[begin TASK DATA]

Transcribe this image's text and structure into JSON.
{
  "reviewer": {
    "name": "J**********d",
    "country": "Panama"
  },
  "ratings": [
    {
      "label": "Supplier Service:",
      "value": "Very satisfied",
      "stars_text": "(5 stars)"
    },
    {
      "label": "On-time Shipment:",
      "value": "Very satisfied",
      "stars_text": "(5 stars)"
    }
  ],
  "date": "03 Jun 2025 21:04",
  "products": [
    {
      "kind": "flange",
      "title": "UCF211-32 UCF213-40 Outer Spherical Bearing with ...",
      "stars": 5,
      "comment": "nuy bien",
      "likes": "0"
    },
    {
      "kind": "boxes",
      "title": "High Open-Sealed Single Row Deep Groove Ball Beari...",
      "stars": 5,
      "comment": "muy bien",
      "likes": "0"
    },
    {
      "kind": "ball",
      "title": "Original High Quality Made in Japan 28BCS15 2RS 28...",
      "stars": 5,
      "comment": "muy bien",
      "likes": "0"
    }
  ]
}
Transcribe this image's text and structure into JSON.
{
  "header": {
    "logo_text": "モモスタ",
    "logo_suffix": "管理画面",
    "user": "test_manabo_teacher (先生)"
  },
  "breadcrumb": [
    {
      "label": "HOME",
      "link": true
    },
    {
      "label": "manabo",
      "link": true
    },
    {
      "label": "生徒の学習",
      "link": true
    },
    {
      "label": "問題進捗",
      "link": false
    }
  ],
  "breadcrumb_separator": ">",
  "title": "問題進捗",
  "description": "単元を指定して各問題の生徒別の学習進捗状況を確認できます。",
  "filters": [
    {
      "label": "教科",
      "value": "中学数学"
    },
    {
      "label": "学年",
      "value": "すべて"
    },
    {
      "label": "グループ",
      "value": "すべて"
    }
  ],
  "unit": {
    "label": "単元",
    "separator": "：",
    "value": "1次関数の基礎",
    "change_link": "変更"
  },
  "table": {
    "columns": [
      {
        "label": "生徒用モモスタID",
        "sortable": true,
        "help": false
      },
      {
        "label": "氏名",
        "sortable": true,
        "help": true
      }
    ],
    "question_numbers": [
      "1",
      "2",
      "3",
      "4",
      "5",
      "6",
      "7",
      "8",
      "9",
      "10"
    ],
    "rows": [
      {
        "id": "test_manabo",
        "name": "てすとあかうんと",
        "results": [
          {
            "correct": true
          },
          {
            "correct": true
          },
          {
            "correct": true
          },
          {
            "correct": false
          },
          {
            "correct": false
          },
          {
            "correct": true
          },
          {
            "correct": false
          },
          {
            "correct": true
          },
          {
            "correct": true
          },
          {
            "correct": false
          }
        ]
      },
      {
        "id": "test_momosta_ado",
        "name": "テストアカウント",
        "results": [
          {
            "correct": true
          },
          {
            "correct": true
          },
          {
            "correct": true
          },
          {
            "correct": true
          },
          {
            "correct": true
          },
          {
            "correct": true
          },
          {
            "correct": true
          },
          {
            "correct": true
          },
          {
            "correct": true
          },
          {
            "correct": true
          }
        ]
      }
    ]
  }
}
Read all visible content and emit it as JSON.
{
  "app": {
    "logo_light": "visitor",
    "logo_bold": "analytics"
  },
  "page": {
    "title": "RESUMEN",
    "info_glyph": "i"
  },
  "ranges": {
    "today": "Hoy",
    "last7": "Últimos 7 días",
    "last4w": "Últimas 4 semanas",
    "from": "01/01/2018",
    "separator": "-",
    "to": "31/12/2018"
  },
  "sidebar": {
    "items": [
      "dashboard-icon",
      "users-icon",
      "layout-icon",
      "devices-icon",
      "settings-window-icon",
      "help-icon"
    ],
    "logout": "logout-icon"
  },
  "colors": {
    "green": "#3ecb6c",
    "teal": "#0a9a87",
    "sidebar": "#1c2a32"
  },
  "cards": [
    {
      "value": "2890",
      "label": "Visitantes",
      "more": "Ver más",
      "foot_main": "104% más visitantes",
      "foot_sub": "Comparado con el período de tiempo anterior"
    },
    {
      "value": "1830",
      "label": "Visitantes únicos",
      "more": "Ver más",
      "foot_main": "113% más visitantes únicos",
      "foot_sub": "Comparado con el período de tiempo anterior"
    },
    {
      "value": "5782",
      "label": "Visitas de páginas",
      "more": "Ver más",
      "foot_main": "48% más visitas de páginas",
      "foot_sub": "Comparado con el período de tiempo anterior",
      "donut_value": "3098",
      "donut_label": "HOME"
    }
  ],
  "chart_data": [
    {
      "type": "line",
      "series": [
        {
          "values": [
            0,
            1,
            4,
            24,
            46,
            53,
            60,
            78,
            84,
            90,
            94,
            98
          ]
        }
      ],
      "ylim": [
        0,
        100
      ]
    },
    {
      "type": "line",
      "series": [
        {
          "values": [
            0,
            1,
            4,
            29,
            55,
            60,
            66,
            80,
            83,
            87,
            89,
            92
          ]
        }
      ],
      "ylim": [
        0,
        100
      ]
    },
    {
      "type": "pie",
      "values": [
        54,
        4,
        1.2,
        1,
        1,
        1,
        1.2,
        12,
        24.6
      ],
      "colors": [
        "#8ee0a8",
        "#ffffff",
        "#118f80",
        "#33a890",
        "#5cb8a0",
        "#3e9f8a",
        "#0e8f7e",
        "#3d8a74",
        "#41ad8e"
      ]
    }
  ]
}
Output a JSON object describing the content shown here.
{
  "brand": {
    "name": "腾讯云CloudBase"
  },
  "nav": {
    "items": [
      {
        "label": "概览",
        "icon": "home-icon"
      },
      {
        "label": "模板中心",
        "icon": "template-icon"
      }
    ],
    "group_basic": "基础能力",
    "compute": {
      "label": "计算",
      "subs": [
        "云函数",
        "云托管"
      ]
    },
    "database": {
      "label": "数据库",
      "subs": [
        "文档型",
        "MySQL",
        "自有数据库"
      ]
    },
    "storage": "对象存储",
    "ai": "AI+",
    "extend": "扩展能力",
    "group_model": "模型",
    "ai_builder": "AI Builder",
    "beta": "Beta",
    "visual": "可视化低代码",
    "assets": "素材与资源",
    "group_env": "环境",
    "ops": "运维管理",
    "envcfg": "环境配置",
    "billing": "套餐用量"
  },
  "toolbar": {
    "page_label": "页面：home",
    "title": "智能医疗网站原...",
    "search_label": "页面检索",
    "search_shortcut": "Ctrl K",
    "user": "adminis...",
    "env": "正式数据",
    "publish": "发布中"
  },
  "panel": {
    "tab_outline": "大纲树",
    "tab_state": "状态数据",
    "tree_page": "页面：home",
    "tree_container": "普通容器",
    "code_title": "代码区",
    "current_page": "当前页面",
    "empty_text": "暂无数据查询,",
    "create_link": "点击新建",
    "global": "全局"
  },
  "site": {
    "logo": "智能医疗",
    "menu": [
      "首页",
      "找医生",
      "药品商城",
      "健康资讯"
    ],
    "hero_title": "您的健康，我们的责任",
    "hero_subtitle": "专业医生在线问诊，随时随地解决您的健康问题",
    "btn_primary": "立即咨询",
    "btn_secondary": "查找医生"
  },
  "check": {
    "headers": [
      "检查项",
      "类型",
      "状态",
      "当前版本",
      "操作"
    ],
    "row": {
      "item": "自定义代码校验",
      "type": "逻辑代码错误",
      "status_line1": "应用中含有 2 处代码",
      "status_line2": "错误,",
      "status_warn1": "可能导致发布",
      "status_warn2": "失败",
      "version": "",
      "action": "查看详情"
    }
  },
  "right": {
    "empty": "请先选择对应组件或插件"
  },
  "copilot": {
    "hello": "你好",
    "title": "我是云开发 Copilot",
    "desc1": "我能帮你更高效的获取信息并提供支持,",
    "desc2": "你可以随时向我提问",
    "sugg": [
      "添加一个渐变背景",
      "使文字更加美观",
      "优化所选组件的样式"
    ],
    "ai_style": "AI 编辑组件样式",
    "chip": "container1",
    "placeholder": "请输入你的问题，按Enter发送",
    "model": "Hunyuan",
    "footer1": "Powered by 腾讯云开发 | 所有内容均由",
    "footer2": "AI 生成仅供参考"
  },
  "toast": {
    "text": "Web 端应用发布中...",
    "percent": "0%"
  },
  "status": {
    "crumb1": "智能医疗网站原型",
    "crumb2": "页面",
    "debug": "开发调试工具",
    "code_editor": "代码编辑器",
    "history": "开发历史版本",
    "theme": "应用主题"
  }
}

[end TASK DATA]

Of all the lines in the material above, how many contain the word "icon"? Give only the count.

9